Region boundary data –

::::

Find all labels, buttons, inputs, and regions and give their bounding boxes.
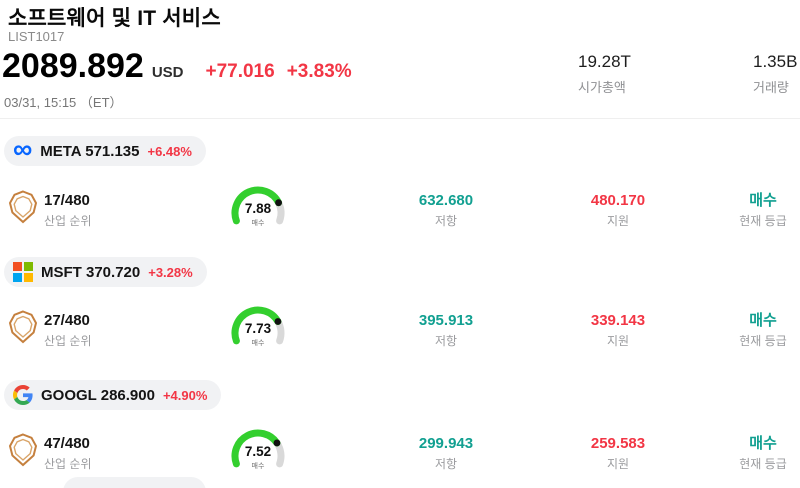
industry-rank-value: 47/480 [44, 435, 90, 452]
industry-rank-value: 27/480 [44, 312, 90, 329]
industry-rank-label: 산업 순위 [44, 214, 92, 228]
rating-col: 매수 현재 등급 [727, 436, 799, 471]
stock-detail-meta: 17/480 산업 순위 7.88 매수 632.680 저항 480.170 … [0, 186, 800, 251]
resistance-col: 299.943 저항 [398, 436, 494, 471]
support-value: 259.583 [590, 435, 646, 452]
ticker-symbol: META [40, 142, 82, 160]
rating-gauge: 7.88 매수 [225, 185, 291, 235]
header-divider [0, 118, 800, 119]
support-col: 259.583 지원 [572, 436, 664, 471]
support-label: 지원 [606, 214, 630, 228]
ticker-change: +3.28% [148, 264, 193, 280]
sector-price: 2089.892 [2, 47, 144, 85]
rating-label: 현재 등급 [739, 334, 787, 348]
industry-rank-value: 17/480 [44, 192, 90, 209]
datetime: 03/31, 15:15 （ET） [4, 95, 123, 110]
resistance-label: 저항 [434, 334, 458, 348]
ticker-pill-googl[interactable]: GOOGL 286.900 +4.90% [4, 380, 222, 410]
support-value: 480.170 [590, 192, 646, 209]
rating-gauge: 7.52 매수 [225, 428, 291, 478]
resistance-label: 저항 [434, 214, 458, 228]
shield-badge-icon [8, 433, 38, 467]
googl-logo-icon [13, 385, 33, 405]
rating-col: 매수 현재 등급 [727, 193, 799, 228]
resistance-label: 저항 [434, 457, 458, 471]
shield-badge-icon [8, 310, 38, 344]
resistance-value: 632.680 [418, 192, 474, 209]
ticker-price: 571.135 [85, 142, 140, 160]
support-label: 지원 [606, 457, 630, 471]
volume-value: 1.35B [753, 52, 798, 71]
ticker-pill-msft[interactable]: MSFT 370.720 +3.28% [4, 257, 207, 287]
stock-detail-googl: 47/480 산업 순위 7.52 매수 299.943 저항 259.583 … [0, 429, 800, 488]
industry-rank: 47/480 산업 순위 [44, 436, 92, 471]
support-label: 지원 [606, 334, 630, 348]
price-change-pct: +3.83% [286, 61, 352, 82]
ticker-change: +4.90% [162, 387, 208, 403]
gauge-score: 7.88 [244, 201, 272, 216]
industry-rank-label: 산업 순위 [44, 457, 92, 471]
page-title: 소프트웨어 및 IT 서비스 [8, 7, 221, 30]
ticker-price: 286.900 [100, 386, 155, 404]
msft-logo-icon [13, 262, 33, 282]
support-col: 480.170 지원 [572, 193, 664, 228]
industry-rank: 27/480 산업 순위 [44, 313, 92, 348]
market-cap-label: 시가총액 [578, 80, 626, 95]
resistance-value: 395.913 [418, 312, 474, 329]
sector-price-row: 2089.892 USD +77.016 +3.83% [2, 47, 352, 86]
market-cap-value: 19.28T [578, 52, 631, 71]
next-ticker-pill-partial[interactable] [63, 477, 206, 488]
rating-col: 매수 현재 등급 [727, 313, 799, 348]
resistance-col: 395.913 저항 [398, 313, 494, 348]
shield-badge-icon [8, 190, 38, 224]
gauge-score-label: 매수 [251, 220, 265, 227]
ticker-symbol: MSFT [41, 263, 82, 281]
ticker-price: 370.720 [86, 263, 141, 281]
ticker-symbol: GOOGL [41, 386, 97, 404]
industry-rank: 17/480 산업 순위 [44, 193, 92, 228]
meta-logo-icon: ∞ [13, 133, 33, 164]
gauge-score-label: 매수 [251, 463, 265, 470]
resistance-value: 299.943 [418, 435, 474, 452]
support-value: 339.143 [590, 312, 646, 329]
ticker-change: +6.48% [147, 143, 192, 159]
gauge-score: 7.52 [244, 444, 272, 459]
support-col: 339.143 지원 [572, 313, 664, 348]
rating-value: 매수 [749, 435, 777, 452]
list-id: LIST1017 [8, 29, 65, 44]
rating-label: 현재 등급 [739, 457, 787, 471]
rating-label: 현재 등급 [739, 214, 787, 228]
volume-label: 거래량 [753, 80, 789, 95]
ticker-pill-meta[interactable]: ∞ META 571.135 +6.48% [4, 133, 206, 166]
gauge-score-label: 매수 [251, 340, 265, 347]
currency-label: USD [151, 64, 184, 81]
gauge-score: 7.73 [244, 321, 272, 336]
resistance-col: 632.680 저항 [398, 193, 494, 228]
volume: 1.35B 거래량 [753, 52, 797, 96]
price-change: +77.016 [205, 61, 275, 82]
price-change-group: +77.016 +3.83% [205, 61, 351, 83]
stock-detail-msft: 27/480 산업 순위 7.73 매수 395.913 저항 339.143 … [0, 306, 800, 371]
rating-value: 매수 [749, 192, 777, 209]
market-cap: 19.28T 시가총액 [578, 52, 631, 96]
industry-rank-label: 산업 순위 [44, 334, 92, 348]
rating-value: 매수 [749, 312, 777, 329]
rating-gauge: 7.73 매수 [225, 305, 291, 355]
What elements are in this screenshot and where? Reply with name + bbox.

::::

Stated task – Reproduce the entries from the line with "industry-rank-value: 47/480 [44, 435, 90, 452]" up to and including the line with "resistance-label: 저항 [434, 214, 458, 228]", substituting "industry-rank-score" for each occurrence of "industry-rank-value" and leaving everything else unchanged.

Answer to the exercise –
industry-rank-score: 47/480 [44, 435, 90, 452]
industry-rank-score: 27/480 [44, 312, 90, 329]
industry-rank-label: 산업 순위 [44, 214, 92, 228]
rating-col: 매수 현재 등급 [727, 436, 799, 471]
stock-detail-meta: 17/480 산업 순위 7.88 매수 632.680 저항 480.170 … [0, 186, 800, 251]
resistance-col: 299.943 저항 [398, 436, 494, 471]
support-value: 259.583 [590, 435, 646, 452]
ticker-symbol: META [40, 142, 82, 160]
rating-gauge: 7.88 매수 [225, 185, 291, 235]
header-divider [0, 118, 800, 119]
support-col: 259.583 지원 [572, 436, 664, 471]
support-label: 지원 [606, 214, 630, 228]
ticker-change: +3.28% [148, 264, 193, 280]
sector-price: 2089.892 [2, 47, 144, 85]
rating-label: 현재 등급 [739, 334, 787, 348]
industry-rank-score: 17/480 [44, 192, 90, 209]
datetime: 03/31, 15:15 （ET） [4, 95, 123, 110]
resistance-label: 저항 [434, 334, 458, 348]
ticker-pill-googl[interactable]: GOOGL 286.900 +4.90% [4, 380, 222, 410]
support-value: 480.170 [590, 192, 646, 209]
rating-gauge: 7.52 매수 [225, 428, 291, 478]
resistance-label: 저항 [434, 214, 458, 228]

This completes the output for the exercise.